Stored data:

####################

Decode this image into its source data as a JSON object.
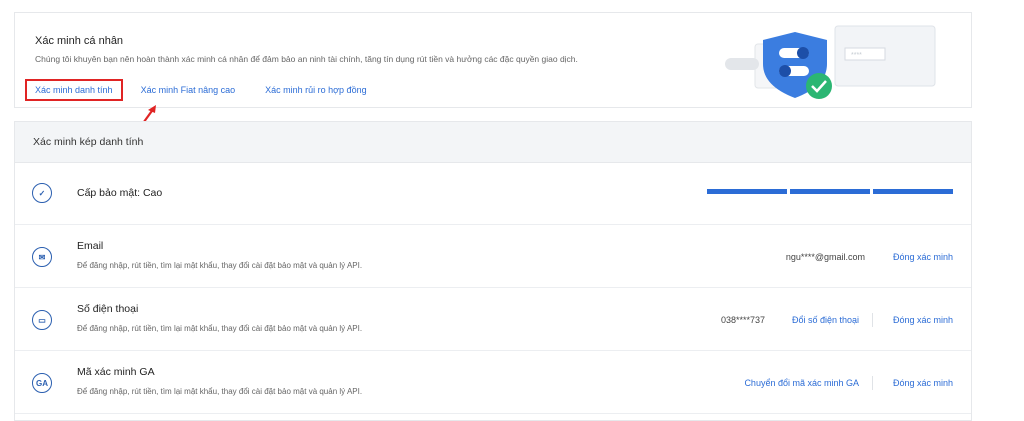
{
  "kyc": {
    "title": "Xác minh cá nhân",
    "description": "Chúng tôi khuyên bạn nên hoàn thành xác minh cá nhân để đảm bảo an ninh tài chính, tăng tín dụng rút tiền và hưởng các đặc quyền giao dịch.",
    "links": [
      "Xác minh danh tính",
      "Xác minh Fiat nâng cao",
      "Xác minh rủi ro hợp đồng"
    ]
  },
  "twofa": {
    "title": "Xác minh kép danh tính",
    "security": {
      "label": "Cấp bảo mật: Cao",
      "level_segments_filled": 3,
      "level_segments_total": 3
    },
    "email": {
      "title": "Email",
      "desc": "Để đăng nhập, rút tiền, tìm lại mật khẩu, thay đổi cài đặt bảo mật và quản lý API.",
      "value": "ngu****@gmail.com",
      "action": "Đóng xác minh"
    },
    "phone": {
      "title": "Số điện thoại",
      "desc": "Để đăng nhập, rút tiền, tìm lại mật khẩu, thay đổi cài đặt bảo mật và quản lý API.",
      "value": "038****737",
      "action_change": "Đổi số điện thoại",
      "action": "Đóng xác minh"
    },
    "ga": {
      "icon_text": "GA",
      "title": "Mã xác minh GA",
      "desc": "Để đăng nhập, rút tiền, tìm lại mật khẩu, thay đổi cài đặt bảo mật và quản lý API.",
      "action_change": "Chuyển đổi mã xác minh GA",
      "action": "Đóng xác minh"
    }
  },
  "colors": {
    "accent": "#2b6cd6",
    "highlight": "#e02424",
    "shield": "#3b7de0",
    "check": "#2bb673"
  }
}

####################

Exercise description: Set the listing down in full and exactly. Pictures within it should not appear in the copy.

Result of this exercise:
Decode this image into its source data as a JSON object.
{
  "kyc": {
    "title": "Xác minh cá nhân",
    "description": "Chúng tôi khuyên bạn nên hoàn thành xác minh cá nhân để đảm bảo an ninh tài chính, tăng tín dụng rút tiền và hưởng các đặc quyền giao dịch.",
    "links": [
      "Xác minh danh tính",
      "Xác minh Fiat nâng cao",
      "Xác minh rủi ro hợp đồng"
    ]
  },
  "twofa": {
    "title": "Xác minh kép danh tính",
    "security": {
      "label": "Cấp bảo mật: Cao",
      "level_segments_filled": 3,
      "level_segments_total": 3
    },
    "email": {
      "title": "Email",
      "desc": "Để đăng nhập, rút tiền, tìm lại mật khẩu, thay đổi cài đặt bảo mật và quản lý API.",
      "value": "ngu****@gmail.com",
      "action": "Đóng xác minh"
    },
    "phone": {
      "title": "Số điện thoại",
      "desc": "Để đăng nhập, rút tiền, tìm lại mật khẩu, thay đổi cài đặt bảo mật và quản lý API.",
      "value": "038****737",
      "action_change": "Đổi số điện thoại",
      "action": "Đóng xác minh"
    },
    "ga": {
      "icon_text": "GA",
      "title": "Mã xác minh GA",
      "desc": "Để đăng nhập, rút tiền, tìm lại mật khẩu, thay đổi cài đặt bảo mật và quản lý API.",
      "action_change": "Chuyển đổi mã xác minh GA",
      "action": "Đóng xác minh"
    }
  },
  "colors": {
    "accent": "#2b6cd6",
    "highlight": "#e02424",
    "shield": "#3b7de0",
    "check": "#2bb673"
  }
}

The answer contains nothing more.